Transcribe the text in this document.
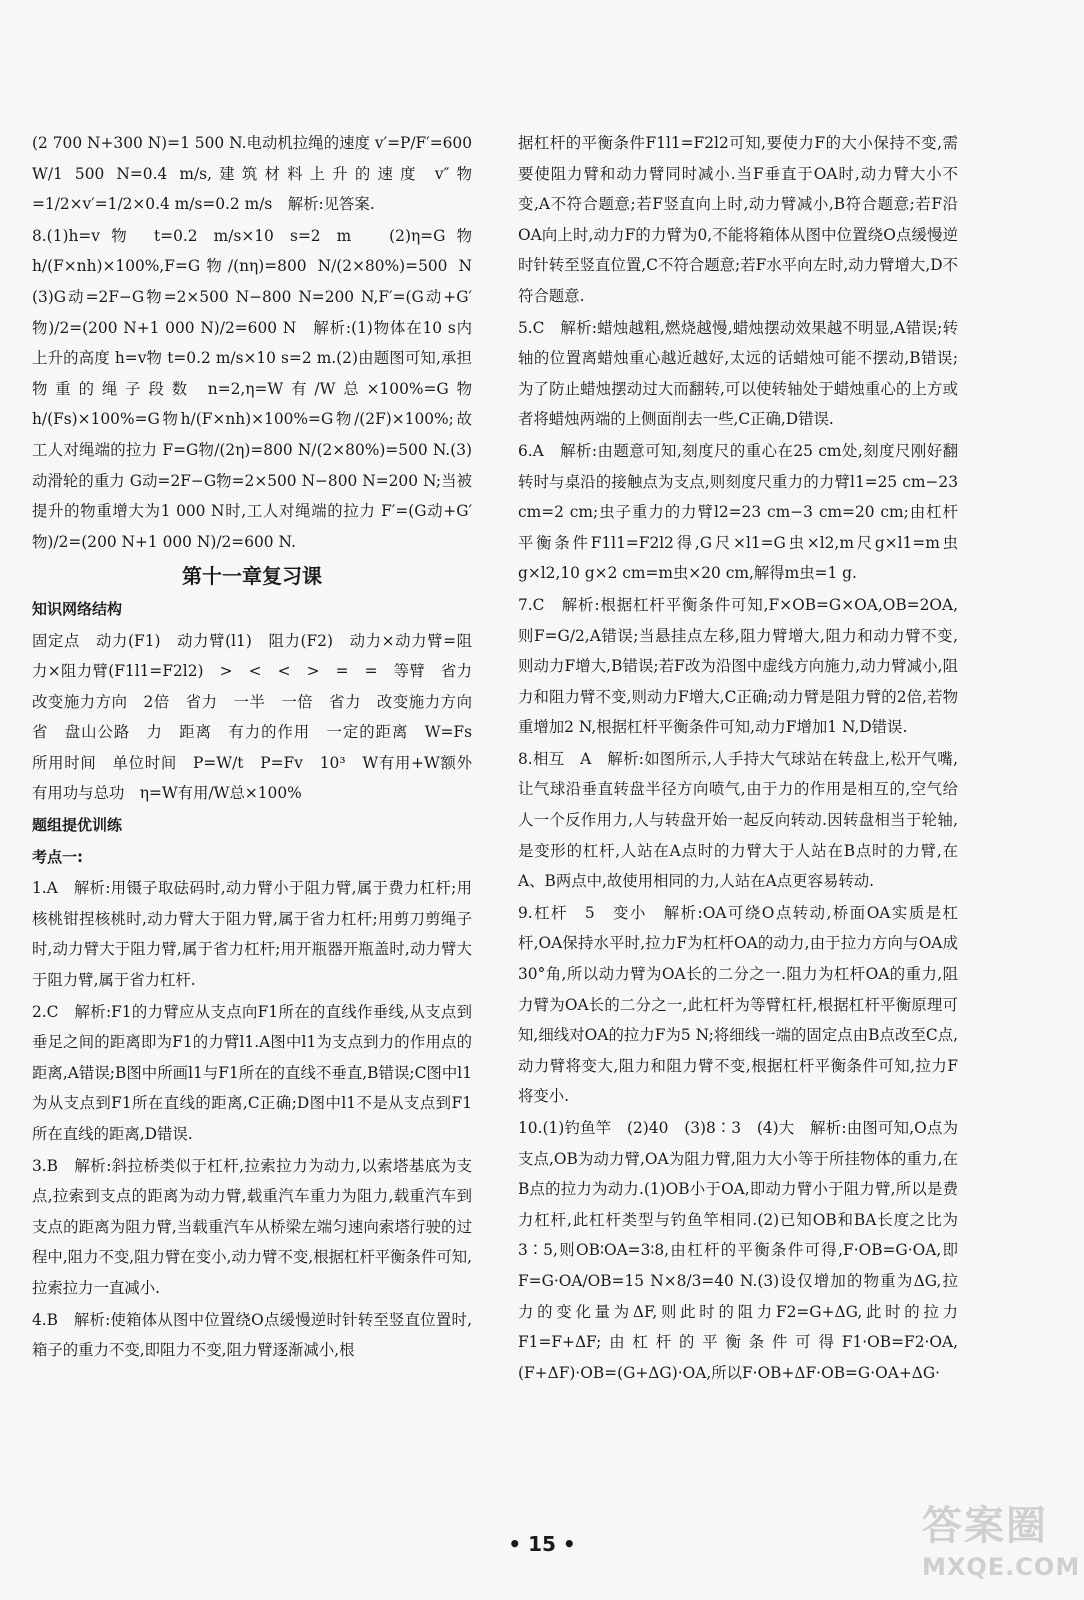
(2 700 N+300 N)=1 500 N.电动机拉绳的速度 v′=P/F′=600 W/1 500 N=0.4 m/s,建筑材料上升的速度 v″物=1/2×v′=1/2×0.4 m/s=0.2 m/s　解析:见答案.

8.(1)h=v物 t=0.2 m/s×10 s=2 m　(2)η=G物h/(F×nh)×100%,F=G物/(nη)=800 N/(2×80%)=500 N　(3)G动=2F−G物=2×500 N−800 N=200 N,F′=(G动+G′物)/2=(200 N+1 000 N)/2=600 N　解析:(1)物体在10 s内上升的高度 h=v物 t=0.2 m/s×10 s=2 m.(2)由题图可知,承担物重的绳子段数 n=2,η=W有/W总×100%=G物h/(Fs)×100%=G物h/(F×nh)×100%=G物/(2F)×100%;故工人对绳端的拉力 F=G物/(2η)=800 N/(2×80%)=500 N.(3)动滑轮的重力 G动=2F−G物=2×500 N−800 N=200 N;当被提升的物重增大为1 000 N时,工人对绳端的拉力 F′=(G动+G′物)/2=(200 N+1 000 N)/2=600 N.

第十一章复习课

知识网络结构

固定点　动力(F1)　动力臂(l1)　阻力(F2)　动力×动力臂=阻力×阻力臂(F1l1=F2l2)　>　<　<　>　=　=　等臂　省力　改变施力方向　2倍　省力　一半　一倍　省力　改变施力方向　省　盘山公路　力　距离　有力的作用　一定的距离　W=Fs　所用时间　单位时间　P=W/t　P=Fv　10³　W有用+W额外　有用功与总功　η=W有用/W总×100%

题组提优训练

考点一:

1.A　解析:用镊子取砝码时,动力臂小于阻力臂,属于费力杠杆;用核桃钳捏核桃时,动力臂大于阻力臂,属于省力杠杆;用剪刀剪绳子时,动力臂大于阻力臂,属于省力杠杆;用开瓶器开瓶盖时,动力臂大于阻力臂,属于省力杠杆.

2.C　解析:F1的力臂应从支点向F1所在的直线作垂线,从支点到垂足之间的距离即为F1的力臂l1.A图中l1为支点到力的作用点的距离,A错误;B图中所画l1与F1所在的直线不垂直,B错误;C图中l1为从支点到F1所在直线的距离,C正确;D图中l1不是从支点到F1所在直线的距离,D错误.

3.B　解析:斜拉桥类似于杠杆,拉索拉力为动力,以索塔基底为支点,拉索到支点的距离为动力臂,载重汽车重力为阻力,载重汽车到支点的距离为阻力臂,当载重汽车从桥梁左端匀速向索塔行驶的过程中,阻力不变,阻力臂在变小,动力臂不变,根据杠杆平衡条件可知,拉索拉力一直减小.

4.B　解析:使箱体从图中位置绕O点缓慢逆时针转至竖直位置时,箱子的重力不变,即阻力不变,阻力臂逐渐减小,根

据杠杆的平衡条件F1l1=F2l2可知,要使力F的大小保持不变,需要使阻力臂和动力臂同时减小.当F垂直于OA时,动力臂大小不变,A不符合题意;若F竖直向上时,动力臂减小,B符合题意;若F沿OA向上时,动力F的力臂为0,不能将箱体从图中位置绕O点缓慢逆时针转至竖直位置,C不符合题意;若F水平向左时,动力臂增大,D不符合题意.

5.C　解析:蜡烛越粗,燃烧越慢,蜡烛摆动效果越不明显,A错误;转轴的位置离蜡烛重心越近越好,太远的话蜡烛可能不摆动,B错误;为了防止蜡烛摆动过大而翻转,可以使转轴处于蜡烛重心的上方或者将蜡烛两端的上侧面削去一些,C正确,D错误.

6.A　解析:由题意可知,刻度尺的重心在25 cm处,刻度尺刚好翻转时与桌沿的接触点为支点,则刻度尺重力的力臂l1=25 cm−23 cm=2 cm;虫子重力的力臂l2=23 cm−3 cm=20 cm;由杠杆平衡条件F1l1=F2l2得,G尺×l1=G虫×l2,m尺g×l1=m虫g×l2,10 g×2 cm=m虫×20 cm,解得m虫=1 g.

7.C　解析:根据杠杆平衡条件可知,F×OB=G×OA,OB=2OA,则F=G/2,A错误;当悬挂点左移,阻力臂增大,阻力和动力臂不变,则动力F增大,B错误;若F改为沿图中虚线方向施力,动力臂减小,阻力和阻力臂不变,则动力F增大,C正确;动力臂是阻力臂的2倍,若物重增加2 N,根据杠杆平衡条件可知,动力F增加1 N,D错误.

8.相互　A　解析:如图所示,人手持大气球站在转盘上,松开气嘴,让气球沿垂直转盘半径方向喷气,由于力的作用是相互的,空气给人一个反作用力,人与转盘开始一起反向转动.因转盘相当于轮轴,是变形的杠杆,人站在A点时的力臂大于人站在B点时的力臂,在A、B两点中,故使用相同的力,人站在A点更容易转动.

9.杠杆　5　变小　解析:OA可绕O点转动,桥面OA实质是杠杆,OA保持水平时,拉力F为杠杆OA的动力,由于拉力方向与OA成30°角,所以动力臂为OA长的二分之一.阻力为杠杆OA的重力,阻力臂为OA长的二分之一,此杠杆为等臂杠杆,根据杠杆平衡原理可知,细线对OA的拉力F为5 N;将细线一端的固定点由B点改至C点,动力臂将变大,阻力和阻力臂不变,根据杠杆平衡条件可知,拉力F将变小.

10.(1)钓鱼竿　(2)40　(3)8∶3　(4)大　解析:由图可知,O点为支点,OB为动力臂,OA为阻力臂,阻力大小等于所挂物体的重力,在B点的拉力为动力.(1)OB小于OA,即动力臂小于阻力臂,所以是费力杠杆,此杠杆类型与钓鱼竿相同.(2)已知OB和BA长度之比为3∶5,则OB∶OA=3∶8,由杠杆的平衡条件可得,F·OB=G·OA,即F=G·OA/OB=15 N×8/3=40 N.(3)设仅增加的物重为ΔG,拉力的变化量为ΔF,则此时的阻力F2=G+ΔG,此时的拉力F1=F+ΔF;由杠杆的平衡条件可得F1·OB=F2·OA,(F+ΔF)·OB=(G+ΔG)·OA,所以F·OB+ΔF·OB=G·OA+ΔG·

• 15 •	答案圈
MXQE.COM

**DIRECTION**
Repeat each line of the records above exactly, but do not copy the pictures.

**RESPONSE FOR THIS EXERCISE**
Transcribe the text in this document.
(2 700 N+300 N)=1 500 N.电动机拉绳的速度 v′=P/F′=600 W/1 500 N=0.4 m/s,建筑材料上升的速度 v″物=1/2×v′=1/2×0.4 m/s=0.2 m/s　解析:见答案.

8.(1)h=v物 t=0.2 m/s×10 s=2 m　(2)η=G物h/(F×nh)×100%,F=G物/(nη)=800 N/(2×80%)=500 N　(3)G动=2F−G物=2×500 N−800 N=200 N,F′=(G动+G′物)/2=(200 N+1 000 N)/2=600 N　解析:(1)物体在10 s内上升的高度 h=v物 t=0.2 m/s×10 s=2 m.(2)由题图可知,承担物重的绳子段数 n=2,η=W有/W总×100%=G物h/(Fs)×100%=G物h/(F×nh)×100%=G物/(2F)×100%;故工人对绳端的拉力 F=G物/(2η)=800 N/(2×80%)=500 N.(3)动滑轮的重力 G动=2F−G物=2×500 N−800 N=200 N;当被提升的物重增大为1 000 N时,工人对绳端的拉力 F′=(G动+G′物)/2=(200 N+1 000 N)/2=600 N.

第十一章复习课

知识网络结构

固定点　动力(F1)　动力臂(l1)　阻力(F2)　动力×动力臂=阻力×阻力臂(F1l1=F2l2)　>　<　<　>　=　=　等臂　省力　改变施力方向　2倍　省力　一半　一倍　省力　改变施力方向　省　盘山公路　力　距离　有力的作用　一定的距离　W=Fs　所用时间　单位时间　P=W/t　P=Fv　10³　W有用+W额外　有用功与总功　η=W有用/W总×100%

题组提优训练

考点一:

1.A　解析:用镊子取砝码时,动力臂小于阻力臂,属于费力杠杆;用核桃钳捏核桃时,动力臂大于阻力臂,属于省力杠杆;用剪刀剪绳子时,动力臂大于阻力臂,属于省力杠杆;用开瓶器开瓶盖时,动力臂大于阻力臂,属于省力杠杆.

2.C　解析:F1的力臂应从支点向F1所在的直线作垂线,从支点到垂足之间的距离即为F1的力臂l1.A图中l1为支点到力的作用点的距离,A错误;B图中所画l1与F1所在的直线不垂直,B错误;C图中l1为从支点到F1所在直线的距离,C正确;D图中l1不是从支点到F1所在直线的距离,D错误.

3.B　解析:斜拉桥类似于杠杆,拉索拉力为动力,以索塔基底为支点,拉索到支点的距离为动力臂,载重汽车重力为阻力,载重汽车到支点的距离为阻力臂,当载重汽车从桥梁左端匀速向索塔行驶的过程中,阻力不变,阻力臂在变小,动力臂不变,根据杠杆平衡条件可知,拉索拉力一直减小.

4.B　解析:使箱体从图中位置绕O点缓慢逆时针转至竖直位置时,箱子的重力不变,即阻力不变,阻力臂逐渐减小,根

据杠杆的平衡条件F1l1=F2l2可知,要使力F的大小保持不变,需要使阻力臂和动力臂同时减小.当F垂直于OA时,动力臂大小不变,A不符合题意;若F竖直向上时,动力臂减小,B符合题意;若F沿OA向上时,动力F的力臂为0,不能将箱体从图中位置绕O点缓慢逆时针转至竖直位置,C不符合题意;若F水平向左时,动力臂增大,D不符合题意.

5.C　解析:蜡烛越粗,燃烧越慢,蜡烛摆动效果越不明显,A错误;转轴的位置离蜡烛重心越近越好,太远的话蜡烛可能不摆动,B错误;为了防止蜡烛摆动过大而翻转,可以使转轴处于蜡烛重心的上方或者将蜡烛两端的上侧面削去一些,C正确,D错误.

6.A　解析:由题意可知,刻度尺的重心在25 cm处,刻度尺刚好翻转时与桌沿的接触点为支点,则刻度尺重力的力臂l1=25 cm−23 cm=2 cm;虫子重力的力臂l2=23 cm−3 cm=20 cm;由杠杆平衡条件F1l1=F2l2得,G尺×l1=G虫×l2,m尺g×l1=m虫g×l2,10 g×2 cm=m虫×20 cm,解得m虫=1 g.

7.C　解析:根据杠杆平衡条件可知,F×OB=G×OA,OB=2OA,则F=G/2,A错误;当悬挂点左移,阻力臂增大,阻力和动力臂不变,则动力F增大,B错误;若F改为沿图中虚线方向施力,动力臂减小,阻力和阻力臂不变,则动力F增大,C正确;动力臂是阻力臂的2倍,若物重增加2 N,根据杠杆平衡条件可知,动力F增加1 N,D错误.

8.相互　A　解析:如图所示,人手持大气球站在转盘上,松开气嘴,让气球沿垂直转盘半径方向喷气,由于力的作用是相互的,空气给人一个反作用力,人与转盘开始一起反向转动.因转盘相当于轮轴,是变形的杠杆,人站在A点时的力臂大于人站在B点时的力臂,在A、B两点中,故使用相同的力,人站在A点更容易转动.

9.杠杆　5　变小　解析:OA可绕O点转动,桥面OA实质是杠杆,OA保持水平时,拉力F为杠杆OA的动力,由于拉力方向与OA成30°角,所以动力臂为OA长的二分之一.阻力为杠杆OA的重力,阻力臂为OA长的二分之一,此杠杆为等臂杠杆,根据杠杆平衡原理可知,细线对OA的拉力F为5 N;将细线一端的固定点由B点改至C点,动力臂将变大,阻力和阻力臂不变,根据杠杆平衡条件可知,拉力F将变小.

10.(1)钓鱼竿　(2)40　(3)8∶3　(4)大　解析:由图可知,O点为支点,OB为动力臂,OA为阻力臂,阻力大小等于所挂物体的重力,在B点的拉力为动力.(1)OB小于OA,即动力臂小于阻力臂,所以是费力杠杆,此杠杆类型与钓鱼竿相同.(2)已知OB和BA长度之比为3∶5,则OB∶OA=3∶8,由杠杆的平衡条件可得,F·OB=G·OA,即F=G·OA/OB=15 N×8/3=40 N.(3)设仅增加的物重为ΔG,拉力的变化量为ΔF,则此时的阻力F2=G+ΔG,此时的拉力F1=F+ΔF;由杠杆的平衡条件可得F1·OB=F2·OA,(F+ΔF)·OB=(G+ΔG)·OA,所以F·OB+ΔF·OB=G·OA+ΔG·

• 15 •	答案圈
MXQE.COM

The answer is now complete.